WHAT TO PRODUCE – Retype the records that come next, word for word.

DATA EXCERPTS –
****

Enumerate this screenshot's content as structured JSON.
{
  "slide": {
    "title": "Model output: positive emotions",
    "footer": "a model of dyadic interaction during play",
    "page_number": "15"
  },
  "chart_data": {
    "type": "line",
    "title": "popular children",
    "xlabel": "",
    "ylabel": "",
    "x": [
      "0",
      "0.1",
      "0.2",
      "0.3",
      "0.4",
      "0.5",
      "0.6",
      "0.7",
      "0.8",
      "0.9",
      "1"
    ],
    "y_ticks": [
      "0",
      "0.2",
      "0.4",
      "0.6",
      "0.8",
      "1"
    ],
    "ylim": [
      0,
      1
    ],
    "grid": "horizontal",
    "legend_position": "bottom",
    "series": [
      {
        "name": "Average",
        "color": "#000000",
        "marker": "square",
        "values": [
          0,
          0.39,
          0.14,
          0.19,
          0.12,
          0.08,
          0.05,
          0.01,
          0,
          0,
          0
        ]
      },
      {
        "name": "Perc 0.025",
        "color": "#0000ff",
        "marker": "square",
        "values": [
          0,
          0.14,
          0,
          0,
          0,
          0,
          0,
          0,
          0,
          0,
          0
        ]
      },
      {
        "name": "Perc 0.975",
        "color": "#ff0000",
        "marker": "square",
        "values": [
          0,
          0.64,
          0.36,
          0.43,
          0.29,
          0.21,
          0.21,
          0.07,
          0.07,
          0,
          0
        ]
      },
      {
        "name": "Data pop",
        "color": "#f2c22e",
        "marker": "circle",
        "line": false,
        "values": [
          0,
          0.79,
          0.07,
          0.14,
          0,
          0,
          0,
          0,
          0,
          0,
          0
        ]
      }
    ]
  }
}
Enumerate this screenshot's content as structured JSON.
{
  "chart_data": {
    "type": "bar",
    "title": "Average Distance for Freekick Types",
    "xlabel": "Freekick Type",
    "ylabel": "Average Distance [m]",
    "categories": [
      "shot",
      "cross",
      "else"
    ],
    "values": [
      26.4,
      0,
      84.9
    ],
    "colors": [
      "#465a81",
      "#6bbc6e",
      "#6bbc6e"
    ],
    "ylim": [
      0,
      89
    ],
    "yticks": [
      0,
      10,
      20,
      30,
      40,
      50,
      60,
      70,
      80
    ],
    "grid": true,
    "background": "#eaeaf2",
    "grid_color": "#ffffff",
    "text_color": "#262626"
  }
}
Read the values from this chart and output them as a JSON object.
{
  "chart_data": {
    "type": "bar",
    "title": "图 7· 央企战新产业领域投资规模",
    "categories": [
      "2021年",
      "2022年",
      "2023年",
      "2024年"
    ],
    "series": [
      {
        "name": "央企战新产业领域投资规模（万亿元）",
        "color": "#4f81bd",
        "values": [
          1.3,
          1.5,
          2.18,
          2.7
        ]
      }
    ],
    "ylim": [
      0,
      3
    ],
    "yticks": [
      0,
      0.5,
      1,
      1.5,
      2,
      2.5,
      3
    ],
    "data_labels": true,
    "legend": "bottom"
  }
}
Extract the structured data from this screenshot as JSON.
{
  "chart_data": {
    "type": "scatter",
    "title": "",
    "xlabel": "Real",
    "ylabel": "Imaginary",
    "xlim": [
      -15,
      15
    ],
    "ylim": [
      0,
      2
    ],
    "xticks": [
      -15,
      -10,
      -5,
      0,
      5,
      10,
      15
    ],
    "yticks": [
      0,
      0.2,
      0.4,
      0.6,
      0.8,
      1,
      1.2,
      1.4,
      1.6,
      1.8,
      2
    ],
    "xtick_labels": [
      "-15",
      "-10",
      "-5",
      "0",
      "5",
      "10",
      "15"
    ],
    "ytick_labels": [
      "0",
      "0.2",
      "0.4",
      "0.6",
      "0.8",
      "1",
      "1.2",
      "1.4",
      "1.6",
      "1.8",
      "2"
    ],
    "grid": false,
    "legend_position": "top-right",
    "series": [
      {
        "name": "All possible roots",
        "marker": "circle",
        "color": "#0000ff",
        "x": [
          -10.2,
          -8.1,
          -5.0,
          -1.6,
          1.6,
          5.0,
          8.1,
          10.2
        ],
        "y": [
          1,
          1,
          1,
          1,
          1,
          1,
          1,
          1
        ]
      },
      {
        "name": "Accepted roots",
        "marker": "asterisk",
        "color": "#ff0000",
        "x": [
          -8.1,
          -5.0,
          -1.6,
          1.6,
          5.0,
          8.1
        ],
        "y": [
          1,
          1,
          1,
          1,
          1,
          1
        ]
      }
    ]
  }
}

****

EXERCISE RESULT –
Enumerate this screenshot's content as structured JSON.
{
  "slide": {
    "title": "Model output: positive emotions",
    "footer": "a model of dyadic interaction during play",
    "page_number": "15"
  },
  "chart_data": {
    "type": "line",
    "title": "popular children",
    "xlabel": "",
    "ylabel": "",
    "x": [
      "0",
      "0.1",
      "0.2",
      "0.3",
      "0.4",
      "0.5",
      "0.6",
      "0.7",
      "0.8",
      "0.9",
      "1"
    ],
    "y_ticks": [
      "0",
      "0.2",
      "0.4",
      "0.6",
      "0.8",
      "1"
    ],
    "ylim": [
      0,
      1
    ],
    "grid": "horizontal",
    "legend_position": "bottom",
    "series": [
      {
        "name": "Average",
        "color": "#000000",
        "marker": "square",
        "values": [
          0,
          0.39,
          0.14,
          0.19,
          0.12,
          0.08,
          0.05,
          0.01,
          0,
          0,
          0
        ]
      },
      {
        "name": "Perc 0.025",
        "color": "#0000ff",
        "marker": "square",
        "values": [
          0,
          0.14,
          0,
          0,
          0,
          0,
          0,
          0,
          0,
          0,
          0
        ]
      },
      {
        "name": "Perc 0.975",
        "color": "#ff0000",
        "marker": "square",
        "values": [
          0,
          0.64,
          0.36,
          0.43,
          0.29,
          0.21,
          0.21,
          0.07,
          0.07,
          0,
          0
        ]
      },
      {
        "name": "Data pop",
        "color": "#f2c22e",
        "marker": "circle",
        "line": false,
        "values": [
          0,
          0.79,
          0.07,
          0.14,
          0,
          0,
          0,
          0,
          0,
          0,
          0
        ]
      }
    ]
  }
}
Enumerate this screenshot's content as structured JSON.
{
  "chart_data": {
    "type": "bar",
    "title": "Average Distance for Freekick Types",
    "xlabel": "Freekick Type",
    "ylabel": "Average Distance [m]",
    "categories": [
      "shot",
      "cross",
      "else"
    ],
    "values": [
      26.4,
      0,
      84.9
    ],
    "colors": [
      "#465a81",
      "#6bbc6e",
      "#6bbc6e"
    ],
    "ylim": [
      0,
      89
    ],
    "yticks": [
      0,
      10,
      20,
      30,
      40,
      50,
      60,
      70,
      80
    ],
    "grid": true,
    "background": "#eaeaf2",
    "grid_color": "#ffffff",
    "text_color": "#262626"
  }
}
Read the values from this chart and output them as a JSON object.
{
  "chart_data": {
    "type": "bar",
    "title": "图 7· 央企战新产业领域投资规模",
    "categories": [
      "2021年",
      "2022年",
      "2023年",
      "2024年"
    ],
    "series": [
      {
        "name": "央企战新产业领域投资规模（万亿元）",
        "color": "#4f81bd",
        "values": [
          1.3,
          1.5,
          2.18,
          2.7
        ]
      }
    ],
    "ylim": [
      0,
      3
    ],
    "yticks": [
      0,
      0.5,
      1,
      1.5,
      2,
      2.5,
      3
    ],
    "data_labels": true,
    "legend": "bottom"
  }
}
Extract the structured data from this screenshot as JSON.
{
  "chart_data": {
    "type": "scatter",
    "title": "",
    "xlabel": "Real",
    "ylabel": "Imaginary",
    "xlim": [
      -15,
      15
    ],
    "ylim": [
      0,
      2
    ],
    "xticks": [
      -15,
      -10,
      -5,
      0,
      5,
      10,
      15
    ],
    "yticks": [
      0,
      0.2,
      0.4,
      0.6,
      0.8,
      1,
      1.2,
      1.4,
      1.6,
      1.8,
      2
    ],
    "xtick_labels": [
      "-15",
      "-10",
      "-5",
      "0",
      "5",
      "10",
      "15"
    ],
    "ytick_labels": [
      "0",
      "0.2",
      "0.4",
      "0.6",
      "0.8",
      "1",
      "1.2",
      "1.4",
      "1.6",
      "1.8",
      "2"
    ],
    "grid": false,
    "legend_position": "top-right",
    "series": [
      {
        "name": "All possible roots",
        "marker": "circle",
        "color": "#0000ff",
        "x": [
          -10.2,
          -8.1,
          -5.0,
          -1.6,
          1.6,
          5.0,
          8.1,
          10.2
        ],
        "y": [
          1,
          1,
          1,
          1,
          1,
          1,
          1,
          1
        ]
      },
      {
        "name": "Accepted roots",
        "marker": "asterisk",
        "color": "#ff0000",
        "x": [
          -8.1,
          -5.0,
          -1.6,
          1.6,
          5.0,
          8.1
        ],
        "y": [
          1,
          1,
          1,
          1,
          1,
          1
        ]
      }
    ]
  }
}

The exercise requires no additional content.